Stated task ▸ From the entries below, copy every line where the string "Meus" appears.

Task input ▸

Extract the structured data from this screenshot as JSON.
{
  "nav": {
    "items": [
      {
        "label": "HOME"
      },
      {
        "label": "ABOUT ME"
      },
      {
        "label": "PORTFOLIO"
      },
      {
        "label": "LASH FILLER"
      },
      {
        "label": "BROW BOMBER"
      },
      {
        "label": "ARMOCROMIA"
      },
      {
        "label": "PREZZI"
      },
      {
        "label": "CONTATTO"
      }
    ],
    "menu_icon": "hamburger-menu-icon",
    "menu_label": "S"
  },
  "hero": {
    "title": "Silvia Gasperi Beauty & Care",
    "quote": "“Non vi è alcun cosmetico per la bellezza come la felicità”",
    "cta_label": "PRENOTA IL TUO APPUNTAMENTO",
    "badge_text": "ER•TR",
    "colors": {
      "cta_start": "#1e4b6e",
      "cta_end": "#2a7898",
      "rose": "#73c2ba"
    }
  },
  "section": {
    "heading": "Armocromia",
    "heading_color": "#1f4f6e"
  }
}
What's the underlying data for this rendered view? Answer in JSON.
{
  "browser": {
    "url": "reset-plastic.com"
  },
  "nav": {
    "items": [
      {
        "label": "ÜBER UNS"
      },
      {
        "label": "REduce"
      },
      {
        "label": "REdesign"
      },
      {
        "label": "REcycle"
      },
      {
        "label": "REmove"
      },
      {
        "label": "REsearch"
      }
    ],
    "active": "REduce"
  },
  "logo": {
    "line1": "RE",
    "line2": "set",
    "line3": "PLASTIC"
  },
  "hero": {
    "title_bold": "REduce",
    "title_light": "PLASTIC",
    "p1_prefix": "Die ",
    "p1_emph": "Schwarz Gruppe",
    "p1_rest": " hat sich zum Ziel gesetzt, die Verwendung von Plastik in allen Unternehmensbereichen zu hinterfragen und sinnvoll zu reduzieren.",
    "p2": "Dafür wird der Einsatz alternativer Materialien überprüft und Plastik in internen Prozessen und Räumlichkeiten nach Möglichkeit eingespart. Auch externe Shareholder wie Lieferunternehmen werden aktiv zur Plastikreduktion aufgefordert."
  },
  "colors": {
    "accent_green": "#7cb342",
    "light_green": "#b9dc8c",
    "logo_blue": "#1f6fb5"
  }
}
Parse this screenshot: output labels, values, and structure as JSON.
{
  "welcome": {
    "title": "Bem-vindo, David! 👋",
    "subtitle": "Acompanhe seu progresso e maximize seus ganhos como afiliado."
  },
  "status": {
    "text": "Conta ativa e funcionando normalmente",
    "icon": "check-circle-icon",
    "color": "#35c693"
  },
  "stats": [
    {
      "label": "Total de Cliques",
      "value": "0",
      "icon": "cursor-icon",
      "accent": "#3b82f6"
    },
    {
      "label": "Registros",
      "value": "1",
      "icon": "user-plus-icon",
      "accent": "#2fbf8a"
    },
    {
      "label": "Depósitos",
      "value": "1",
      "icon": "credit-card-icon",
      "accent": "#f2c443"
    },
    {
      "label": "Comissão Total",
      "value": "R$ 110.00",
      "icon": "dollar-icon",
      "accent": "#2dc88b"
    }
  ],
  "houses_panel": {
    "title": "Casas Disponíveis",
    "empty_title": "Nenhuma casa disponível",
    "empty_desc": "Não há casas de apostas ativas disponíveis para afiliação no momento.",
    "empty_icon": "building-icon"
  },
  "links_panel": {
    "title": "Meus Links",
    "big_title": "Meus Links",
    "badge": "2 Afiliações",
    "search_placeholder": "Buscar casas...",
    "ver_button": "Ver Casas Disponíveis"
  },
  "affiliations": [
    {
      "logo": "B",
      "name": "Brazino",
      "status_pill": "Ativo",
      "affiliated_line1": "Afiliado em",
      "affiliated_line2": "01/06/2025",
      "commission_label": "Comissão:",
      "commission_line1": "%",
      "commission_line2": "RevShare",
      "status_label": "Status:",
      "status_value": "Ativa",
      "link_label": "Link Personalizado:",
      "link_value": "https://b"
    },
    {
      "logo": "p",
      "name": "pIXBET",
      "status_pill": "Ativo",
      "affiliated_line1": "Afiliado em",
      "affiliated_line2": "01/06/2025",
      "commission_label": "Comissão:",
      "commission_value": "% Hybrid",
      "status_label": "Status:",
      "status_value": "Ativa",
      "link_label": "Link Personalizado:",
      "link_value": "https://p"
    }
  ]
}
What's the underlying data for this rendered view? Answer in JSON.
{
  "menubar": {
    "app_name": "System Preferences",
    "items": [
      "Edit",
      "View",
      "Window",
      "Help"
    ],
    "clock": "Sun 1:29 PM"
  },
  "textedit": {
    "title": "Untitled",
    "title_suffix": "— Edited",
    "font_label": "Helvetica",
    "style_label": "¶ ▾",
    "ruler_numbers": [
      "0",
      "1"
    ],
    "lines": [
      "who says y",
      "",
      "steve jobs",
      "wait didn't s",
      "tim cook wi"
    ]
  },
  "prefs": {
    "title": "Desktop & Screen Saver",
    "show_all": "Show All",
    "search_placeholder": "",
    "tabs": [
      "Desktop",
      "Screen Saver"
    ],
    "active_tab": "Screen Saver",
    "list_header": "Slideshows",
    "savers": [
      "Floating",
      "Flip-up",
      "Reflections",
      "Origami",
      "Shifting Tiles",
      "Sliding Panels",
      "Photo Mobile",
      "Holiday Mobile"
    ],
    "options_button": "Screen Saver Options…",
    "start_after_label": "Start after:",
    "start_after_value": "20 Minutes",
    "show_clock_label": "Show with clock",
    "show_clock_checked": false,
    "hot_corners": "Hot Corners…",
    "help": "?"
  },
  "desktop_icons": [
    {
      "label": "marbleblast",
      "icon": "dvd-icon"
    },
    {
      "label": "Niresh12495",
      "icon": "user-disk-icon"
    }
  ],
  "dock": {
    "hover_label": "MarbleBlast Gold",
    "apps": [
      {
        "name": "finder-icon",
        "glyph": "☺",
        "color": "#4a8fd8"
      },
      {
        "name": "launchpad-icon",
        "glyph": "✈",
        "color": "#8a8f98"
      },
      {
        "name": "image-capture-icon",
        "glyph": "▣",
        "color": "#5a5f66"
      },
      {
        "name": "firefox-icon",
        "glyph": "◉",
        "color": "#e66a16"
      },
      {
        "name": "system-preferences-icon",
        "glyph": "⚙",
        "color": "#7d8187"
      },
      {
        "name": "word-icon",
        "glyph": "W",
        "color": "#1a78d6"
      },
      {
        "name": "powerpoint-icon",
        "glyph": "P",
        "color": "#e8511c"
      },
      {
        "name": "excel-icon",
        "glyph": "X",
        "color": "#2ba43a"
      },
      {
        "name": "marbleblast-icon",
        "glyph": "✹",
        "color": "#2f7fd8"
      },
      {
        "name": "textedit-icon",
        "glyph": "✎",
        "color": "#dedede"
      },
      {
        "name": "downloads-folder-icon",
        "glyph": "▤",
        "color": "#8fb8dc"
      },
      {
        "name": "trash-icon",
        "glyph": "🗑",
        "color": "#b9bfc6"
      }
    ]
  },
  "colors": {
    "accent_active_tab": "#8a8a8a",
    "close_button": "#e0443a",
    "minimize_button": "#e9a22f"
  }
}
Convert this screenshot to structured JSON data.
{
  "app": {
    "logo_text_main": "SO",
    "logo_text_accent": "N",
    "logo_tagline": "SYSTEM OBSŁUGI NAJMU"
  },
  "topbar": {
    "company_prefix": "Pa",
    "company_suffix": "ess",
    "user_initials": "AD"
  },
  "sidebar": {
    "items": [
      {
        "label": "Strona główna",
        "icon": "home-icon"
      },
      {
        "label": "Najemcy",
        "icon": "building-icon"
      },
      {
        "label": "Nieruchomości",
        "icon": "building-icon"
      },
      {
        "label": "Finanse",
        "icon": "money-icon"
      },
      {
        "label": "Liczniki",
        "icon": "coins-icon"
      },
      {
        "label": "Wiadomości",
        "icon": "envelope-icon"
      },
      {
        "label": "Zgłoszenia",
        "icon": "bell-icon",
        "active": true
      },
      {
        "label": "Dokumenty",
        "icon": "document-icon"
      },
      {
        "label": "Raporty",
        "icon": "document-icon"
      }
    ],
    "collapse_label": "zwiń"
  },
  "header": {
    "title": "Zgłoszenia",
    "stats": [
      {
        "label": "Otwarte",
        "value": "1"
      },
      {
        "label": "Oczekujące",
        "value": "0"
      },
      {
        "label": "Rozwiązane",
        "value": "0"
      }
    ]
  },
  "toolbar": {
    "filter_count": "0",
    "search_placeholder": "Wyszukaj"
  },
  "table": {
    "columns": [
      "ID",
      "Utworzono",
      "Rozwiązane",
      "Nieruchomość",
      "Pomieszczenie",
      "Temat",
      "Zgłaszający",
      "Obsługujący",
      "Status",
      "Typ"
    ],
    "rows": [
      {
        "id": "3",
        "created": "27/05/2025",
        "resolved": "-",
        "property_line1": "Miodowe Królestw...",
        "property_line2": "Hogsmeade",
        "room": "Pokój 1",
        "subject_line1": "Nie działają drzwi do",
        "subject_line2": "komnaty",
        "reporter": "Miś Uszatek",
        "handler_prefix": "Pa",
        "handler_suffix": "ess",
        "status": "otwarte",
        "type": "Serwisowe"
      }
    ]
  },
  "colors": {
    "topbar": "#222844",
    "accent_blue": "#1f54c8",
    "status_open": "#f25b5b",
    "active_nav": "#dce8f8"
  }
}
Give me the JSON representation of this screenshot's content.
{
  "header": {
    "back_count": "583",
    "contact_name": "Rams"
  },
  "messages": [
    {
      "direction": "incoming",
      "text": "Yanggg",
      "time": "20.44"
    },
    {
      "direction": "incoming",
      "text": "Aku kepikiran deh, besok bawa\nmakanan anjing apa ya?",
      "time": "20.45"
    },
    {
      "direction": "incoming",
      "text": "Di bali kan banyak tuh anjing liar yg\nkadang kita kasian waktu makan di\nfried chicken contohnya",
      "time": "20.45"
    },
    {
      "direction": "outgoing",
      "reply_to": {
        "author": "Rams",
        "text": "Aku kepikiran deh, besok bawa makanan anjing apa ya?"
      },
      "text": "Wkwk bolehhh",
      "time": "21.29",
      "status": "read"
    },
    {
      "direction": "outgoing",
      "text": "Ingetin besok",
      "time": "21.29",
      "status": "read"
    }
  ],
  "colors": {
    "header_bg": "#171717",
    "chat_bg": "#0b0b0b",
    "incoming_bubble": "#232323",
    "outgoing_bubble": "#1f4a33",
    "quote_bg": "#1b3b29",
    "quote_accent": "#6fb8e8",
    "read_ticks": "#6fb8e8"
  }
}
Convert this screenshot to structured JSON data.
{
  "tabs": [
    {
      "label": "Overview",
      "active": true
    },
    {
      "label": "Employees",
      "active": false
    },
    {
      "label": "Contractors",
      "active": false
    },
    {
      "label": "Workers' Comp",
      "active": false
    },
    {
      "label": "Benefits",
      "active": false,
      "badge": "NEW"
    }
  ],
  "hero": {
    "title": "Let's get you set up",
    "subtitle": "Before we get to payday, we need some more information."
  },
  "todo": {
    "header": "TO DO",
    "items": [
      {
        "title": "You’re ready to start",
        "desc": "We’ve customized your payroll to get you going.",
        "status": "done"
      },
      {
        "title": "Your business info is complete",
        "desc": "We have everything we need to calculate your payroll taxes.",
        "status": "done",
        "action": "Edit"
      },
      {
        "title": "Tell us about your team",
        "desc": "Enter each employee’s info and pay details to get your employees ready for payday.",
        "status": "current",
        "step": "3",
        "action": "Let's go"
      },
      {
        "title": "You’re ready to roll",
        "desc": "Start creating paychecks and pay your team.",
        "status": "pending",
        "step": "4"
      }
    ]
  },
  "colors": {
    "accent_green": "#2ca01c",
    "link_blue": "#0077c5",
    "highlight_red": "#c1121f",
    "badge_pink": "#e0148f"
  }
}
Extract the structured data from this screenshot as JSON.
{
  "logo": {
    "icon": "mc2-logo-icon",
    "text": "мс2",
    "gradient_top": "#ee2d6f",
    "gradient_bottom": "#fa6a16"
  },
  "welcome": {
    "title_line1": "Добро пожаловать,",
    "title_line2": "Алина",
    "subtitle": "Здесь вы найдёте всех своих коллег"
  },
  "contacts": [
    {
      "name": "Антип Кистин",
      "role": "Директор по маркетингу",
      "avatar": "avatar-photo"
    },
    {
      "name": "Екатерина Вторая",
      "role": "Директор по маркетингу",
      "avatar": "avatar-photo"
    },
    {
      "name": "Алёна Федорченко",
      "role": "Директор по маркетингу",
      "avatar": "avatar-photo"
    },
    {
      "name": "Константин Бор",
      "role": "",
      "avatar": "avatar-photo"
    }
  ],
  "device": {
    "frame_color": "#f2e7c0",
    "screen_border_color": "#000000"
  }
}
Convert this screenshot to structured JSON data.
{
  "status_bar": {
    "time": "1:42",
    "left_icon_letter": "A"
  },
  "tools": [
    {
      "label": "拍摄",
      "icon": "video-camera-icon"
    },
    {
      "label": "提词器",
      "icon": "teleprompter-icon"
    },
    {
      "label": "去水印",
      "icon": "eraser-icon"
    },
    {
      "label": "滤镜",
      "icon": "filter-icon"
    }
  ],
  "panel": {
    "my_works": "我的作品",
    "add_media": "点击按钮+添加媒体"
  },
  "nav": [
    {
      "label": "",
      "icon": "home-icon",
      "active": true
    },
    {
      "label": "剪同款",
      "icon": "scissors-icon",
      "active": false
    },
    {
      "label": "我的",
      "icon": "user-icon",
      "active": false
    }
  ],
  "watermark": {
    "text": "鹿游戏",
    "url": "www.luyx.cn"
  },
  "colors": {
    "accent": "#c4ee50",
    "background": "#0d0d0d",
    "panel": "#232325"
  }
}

Task result ▸
    "title": "Meus Links",
    "big_title": "Meus Links",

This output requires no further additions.